SOURCE MATERIAL:
[Start]

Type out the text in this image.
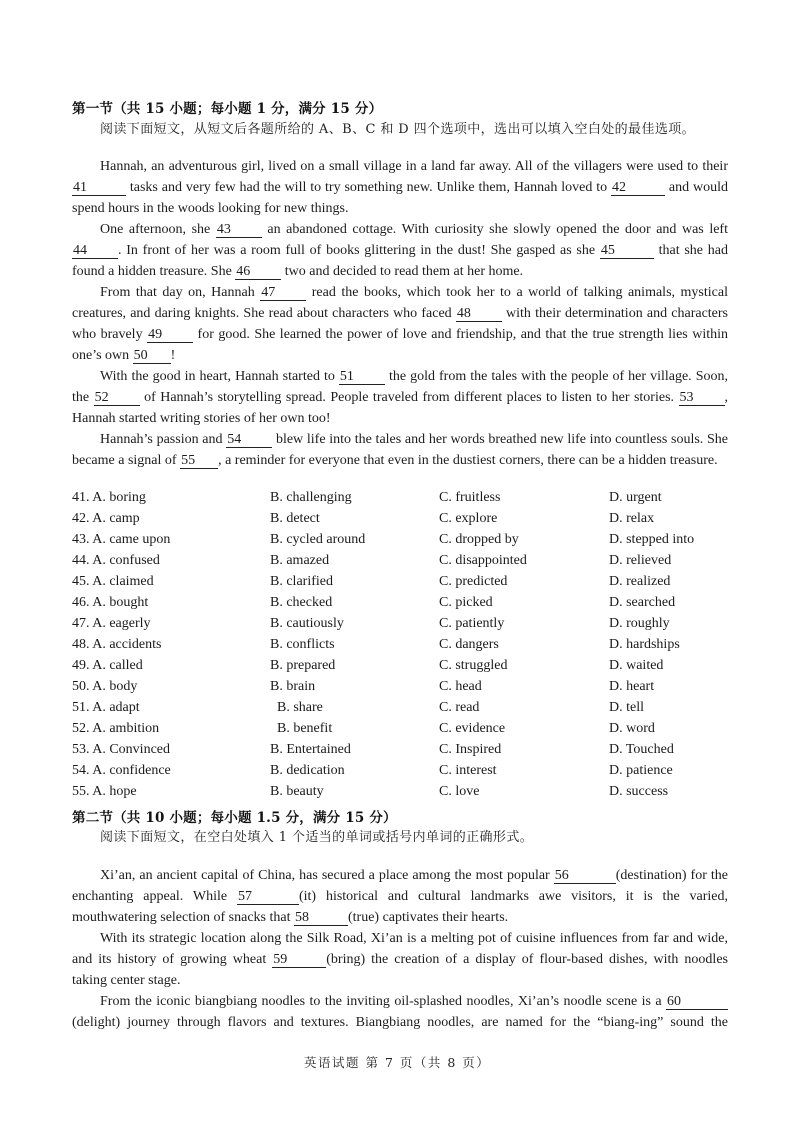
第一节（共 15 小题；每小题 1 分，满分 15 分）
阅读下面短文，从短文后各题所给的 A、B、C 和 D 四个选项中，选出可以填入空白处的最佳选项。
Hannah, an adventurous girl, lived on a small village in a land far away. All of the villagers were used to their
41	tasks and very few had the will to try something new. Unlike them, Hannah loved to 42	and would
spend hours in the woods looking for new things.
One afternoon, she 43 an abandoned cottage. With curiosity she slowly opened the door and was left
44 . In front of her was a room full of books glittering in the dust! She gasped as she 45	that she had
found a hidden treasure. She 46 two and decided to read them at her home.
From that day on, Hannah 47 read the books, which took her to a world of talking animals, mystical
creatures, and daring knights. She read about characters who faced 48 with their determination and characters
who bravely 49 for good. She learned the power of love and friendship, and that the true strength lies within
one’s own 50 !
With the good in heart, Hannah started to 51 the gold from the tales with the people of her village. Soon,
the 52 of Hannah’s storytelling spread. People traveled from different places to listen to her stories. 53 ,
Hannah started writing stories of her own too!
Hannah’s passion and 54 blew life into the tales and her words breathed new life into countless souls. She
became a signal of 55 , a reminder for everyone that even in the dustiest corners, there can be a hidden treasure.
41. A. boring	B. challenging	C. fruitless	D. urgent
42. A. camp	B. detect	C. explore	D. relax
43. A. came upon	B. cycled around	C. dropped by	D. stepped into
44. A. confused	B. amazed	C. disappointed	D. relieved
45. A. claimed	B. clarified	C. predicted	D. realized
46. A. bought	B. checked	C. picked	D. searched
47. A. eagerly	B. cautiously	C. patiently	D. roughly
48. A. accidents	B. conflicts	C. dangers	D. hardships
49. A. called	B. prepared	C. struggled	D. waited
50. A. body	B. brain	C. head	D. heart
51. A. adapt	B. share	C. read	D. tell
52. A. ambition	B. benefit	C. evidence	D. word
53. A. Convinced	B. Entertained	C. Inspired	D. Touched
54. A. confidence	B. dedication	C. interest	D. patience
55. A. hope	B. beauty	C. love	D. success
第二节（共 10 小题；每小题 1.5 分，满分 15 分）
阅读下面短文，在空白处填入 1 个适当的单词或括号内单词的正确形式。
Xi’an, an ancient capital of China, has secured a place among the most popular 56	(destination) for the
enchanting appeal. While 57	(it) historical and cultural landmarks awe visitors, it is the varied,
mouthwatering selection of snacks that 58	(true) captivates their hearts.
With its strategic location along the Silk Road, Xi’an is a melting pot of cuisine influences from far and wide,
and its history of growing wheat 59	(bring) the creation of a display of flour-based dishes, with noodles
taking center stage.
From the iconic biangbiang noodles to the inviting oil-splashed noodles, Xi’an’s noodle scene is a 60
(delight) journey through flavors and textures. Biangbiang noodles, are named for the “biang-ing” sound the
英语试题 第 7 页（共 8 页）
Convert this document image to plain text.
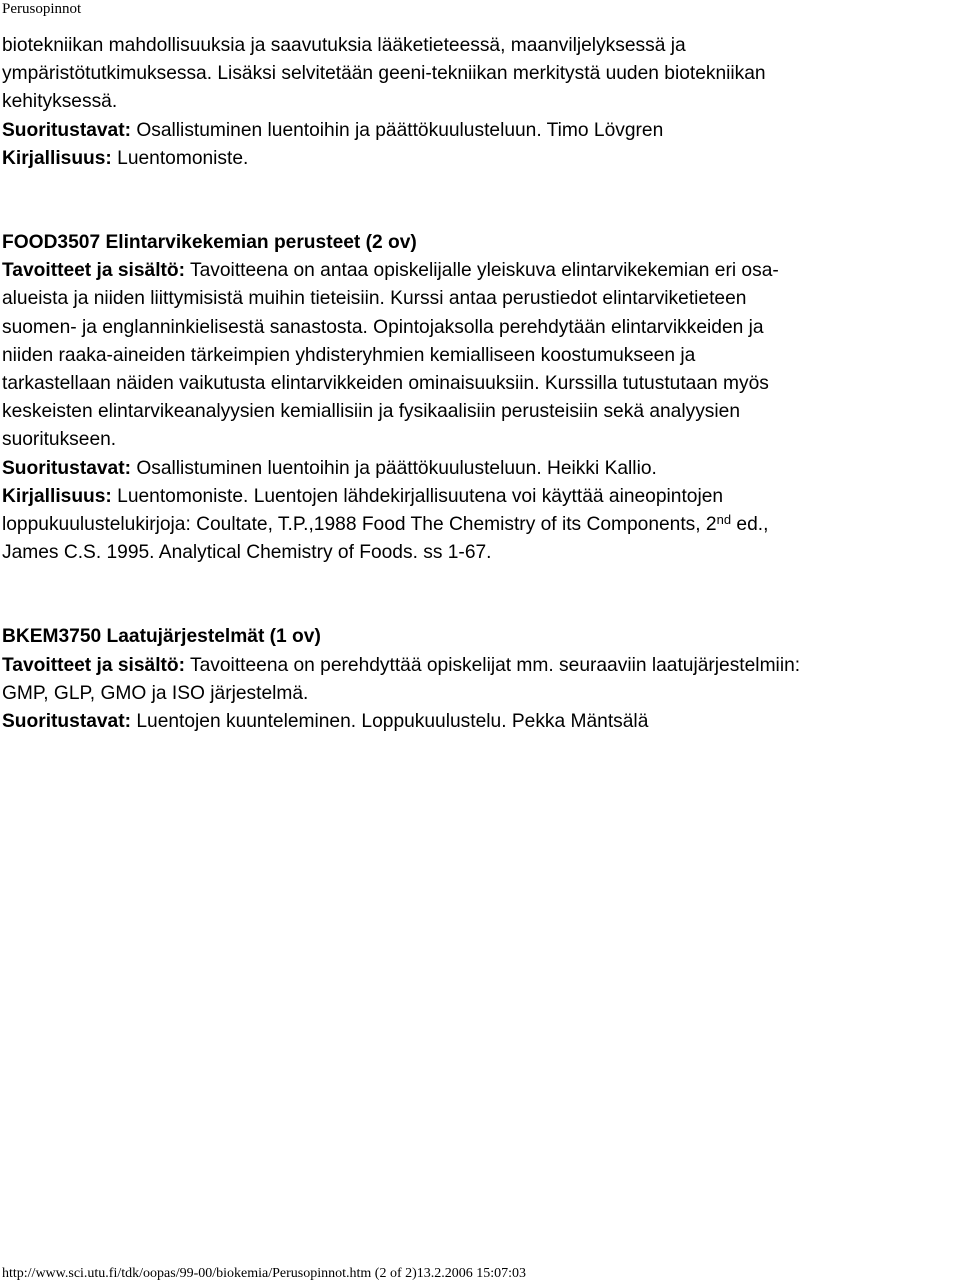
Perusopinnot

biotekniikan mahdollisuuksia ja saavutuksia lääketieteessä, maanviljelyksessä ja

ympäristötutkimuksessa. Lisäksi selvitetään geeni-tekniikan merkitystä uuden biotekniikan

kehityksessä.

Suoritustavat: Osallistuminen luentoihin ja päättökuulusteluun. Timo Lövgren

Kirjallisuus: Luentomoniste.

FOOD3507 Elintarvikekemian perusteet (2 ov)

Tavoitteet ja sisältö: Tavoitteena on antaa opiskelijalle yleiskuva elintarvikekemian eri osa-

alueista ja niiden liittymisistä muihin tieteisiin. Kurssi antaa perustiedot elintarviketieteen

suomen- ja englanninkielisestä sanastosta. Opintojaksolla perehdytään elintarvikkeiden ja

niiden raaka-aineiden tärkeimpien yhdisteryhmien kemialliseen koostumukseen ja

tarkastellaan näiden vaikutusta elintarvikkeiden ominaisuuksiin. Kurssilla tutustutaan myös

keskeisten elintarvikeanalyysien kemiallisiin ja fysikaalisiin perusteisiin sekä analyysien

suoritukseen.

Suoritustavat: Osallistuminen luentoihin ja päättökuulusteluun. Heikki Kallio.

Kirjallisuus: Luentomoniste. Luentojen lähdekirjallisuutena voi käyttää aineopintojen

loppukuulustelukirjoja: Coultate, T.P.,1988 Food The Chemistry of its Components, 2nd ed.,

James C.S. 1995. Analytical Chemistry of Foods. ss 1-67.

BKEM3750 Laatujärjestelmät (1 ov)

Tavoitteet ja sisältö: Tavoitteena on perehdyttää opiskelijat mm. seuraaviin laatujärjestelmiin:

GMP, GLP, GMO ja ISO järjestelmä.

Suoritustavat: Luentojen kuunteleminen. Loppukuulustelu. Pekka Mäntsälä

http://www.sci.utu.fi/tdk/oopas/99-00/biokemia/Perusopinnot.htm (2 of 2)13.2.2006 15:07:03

[End]
[Start]

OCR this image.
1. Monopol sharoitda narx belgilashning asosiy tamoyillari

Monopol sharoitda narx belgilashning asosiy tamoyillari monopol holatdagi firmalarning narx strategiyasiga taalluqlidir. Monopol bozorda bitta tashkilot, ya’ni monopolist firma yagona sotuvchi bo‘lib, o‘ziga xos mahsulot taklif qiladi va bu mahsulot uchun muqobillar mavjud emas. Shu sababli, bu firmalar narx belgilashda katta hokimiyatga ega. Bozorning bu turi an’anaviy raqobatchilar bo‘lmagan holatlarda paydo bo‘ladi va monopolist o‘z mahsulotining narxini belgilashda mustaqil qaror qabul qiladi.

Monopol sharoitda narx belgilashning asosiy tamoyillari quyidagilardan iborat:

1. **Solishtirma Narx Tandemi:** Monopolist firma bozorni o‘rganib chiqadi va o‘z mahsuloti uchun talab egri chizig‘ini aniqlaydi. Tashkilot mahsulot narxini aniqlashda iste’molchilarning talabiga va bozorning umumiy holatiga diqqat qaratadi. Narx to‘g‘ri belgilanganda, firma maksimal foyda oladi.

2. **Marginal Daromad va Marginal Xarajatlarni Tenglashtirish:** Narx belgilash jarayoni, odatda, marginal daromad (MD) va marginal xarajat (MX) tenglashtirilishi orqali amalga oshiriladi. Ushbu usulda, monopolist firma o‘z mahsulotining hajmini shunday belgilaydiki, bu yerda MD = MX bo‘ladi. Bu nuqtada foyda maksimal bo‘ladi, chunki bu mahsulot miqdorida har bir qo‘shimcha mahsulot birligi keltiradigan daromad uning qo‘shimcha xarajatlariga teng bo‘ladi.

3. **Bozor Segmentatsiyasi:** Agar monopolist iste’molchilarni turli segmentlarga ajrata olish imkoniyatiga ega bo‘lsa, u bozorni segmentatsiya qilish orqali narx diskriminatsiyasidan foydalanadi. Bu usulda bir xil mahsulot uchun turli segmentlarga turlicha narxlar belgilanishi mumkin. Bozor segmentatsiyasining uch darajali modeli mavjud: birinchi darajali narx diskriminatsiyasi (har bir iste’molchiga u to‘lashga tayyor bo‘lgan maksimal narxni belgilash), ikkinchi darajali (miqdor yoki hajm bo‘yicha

[End]
[Start]

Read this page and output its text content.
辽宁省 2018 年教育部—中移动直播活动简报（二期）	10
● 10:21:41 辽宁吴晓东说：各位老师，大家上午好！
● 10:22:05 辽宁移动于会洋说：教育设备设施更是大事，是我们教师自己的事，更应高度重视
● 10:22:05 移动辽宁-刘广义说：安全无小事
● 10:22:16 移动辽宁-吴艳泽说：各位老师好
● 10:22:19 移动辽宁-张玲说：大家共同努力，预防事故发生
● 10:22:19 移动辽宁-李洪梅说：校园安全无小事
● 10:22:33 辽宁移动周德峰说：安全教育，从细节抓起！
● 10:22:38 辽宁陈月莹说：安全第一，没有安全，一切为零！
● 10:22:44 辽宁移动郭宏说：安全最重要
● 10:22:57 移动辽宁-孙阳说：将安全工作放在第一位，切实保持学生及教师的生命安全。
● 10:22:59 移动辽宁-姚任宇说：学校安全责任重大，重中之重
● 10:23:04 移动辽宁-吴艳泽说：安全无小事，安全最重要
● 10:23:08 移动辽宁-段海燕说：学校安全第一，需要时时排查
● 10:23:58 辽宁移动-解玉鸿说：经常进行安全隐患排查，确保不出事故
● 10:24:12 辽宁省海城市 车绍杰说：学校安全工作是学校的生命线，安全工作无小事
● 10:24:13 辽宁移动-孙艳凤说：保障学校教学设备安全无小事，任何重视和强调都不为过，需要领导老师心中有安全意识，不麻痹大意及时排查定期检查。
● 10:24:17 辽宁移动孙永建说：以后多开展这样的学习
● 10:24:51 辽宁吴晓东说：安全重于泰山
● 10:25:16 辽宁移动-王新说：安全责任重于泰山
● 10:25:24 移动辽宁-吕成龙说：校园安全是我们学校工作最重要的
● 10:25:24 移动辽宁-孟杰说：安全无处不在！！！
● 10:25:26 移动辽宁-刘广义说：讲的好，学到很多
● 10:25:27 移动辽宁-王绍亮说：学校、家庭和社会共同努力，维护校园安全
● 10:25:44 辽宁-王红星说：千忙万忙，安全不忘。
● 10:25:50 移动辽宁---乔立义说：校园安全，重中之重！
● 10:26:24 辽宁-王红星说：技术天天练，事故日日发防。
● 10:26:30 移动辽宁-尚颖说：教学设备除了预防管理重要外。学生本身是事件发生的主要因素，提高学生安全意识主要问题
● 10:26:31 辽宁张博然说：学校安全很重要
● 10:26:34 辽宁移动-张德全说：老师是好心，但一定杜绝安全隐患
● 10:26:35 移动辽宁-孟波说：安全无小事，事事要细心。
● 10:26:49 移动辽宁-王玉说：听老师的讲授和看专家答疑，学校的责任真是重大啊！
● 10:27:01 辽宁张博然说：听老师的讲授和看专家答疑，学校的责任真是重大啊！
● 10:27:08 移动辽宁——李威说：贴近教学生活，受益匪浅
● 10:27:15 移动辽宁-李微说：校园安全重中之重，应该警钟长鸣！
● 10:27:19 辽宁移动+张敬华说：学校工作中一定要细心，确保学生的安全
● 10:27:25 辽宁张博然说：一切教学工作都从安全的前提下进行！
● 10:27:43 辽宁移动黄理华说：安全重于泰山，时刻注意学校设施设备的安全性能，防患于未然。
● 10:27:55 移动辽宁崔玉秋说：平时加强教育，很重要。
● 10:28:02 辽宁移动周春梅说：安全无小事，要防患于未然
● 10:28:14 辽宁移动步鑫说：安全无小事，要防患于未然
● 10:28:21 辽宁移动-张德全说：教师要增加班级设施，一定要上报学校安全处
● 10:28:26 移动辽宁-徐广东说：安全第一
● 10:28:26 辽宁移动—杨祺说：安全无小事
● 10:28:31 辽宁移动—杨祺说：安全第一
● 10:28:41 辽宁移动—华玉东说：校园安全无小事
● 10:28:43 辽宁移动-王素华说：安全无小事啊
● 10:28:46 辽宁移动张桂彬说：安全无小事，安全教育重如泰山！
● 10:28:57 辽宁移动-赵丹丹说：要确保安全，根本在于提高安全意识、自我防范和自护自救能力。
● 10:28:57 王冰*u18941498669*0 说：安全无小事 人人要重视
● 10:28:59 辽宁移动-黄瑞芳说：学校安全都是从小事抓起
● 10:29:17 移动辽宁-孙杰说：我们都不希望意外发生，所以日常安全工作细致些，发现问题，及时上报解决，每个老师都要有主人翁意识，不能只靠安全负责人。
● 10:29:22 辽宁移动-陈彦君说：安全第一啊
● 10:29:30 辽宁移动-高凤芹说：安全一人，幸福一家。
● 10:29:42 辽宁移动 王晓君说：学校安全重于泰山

[End]

WHAT YOU SHOULD DO: Select from the material above each line in which the string "this" appears, and list those lines.

THE RESPONSE:
Type out the text in this image.
Convert this document image to plain text.
OCR this image.
Read this page and output its text content.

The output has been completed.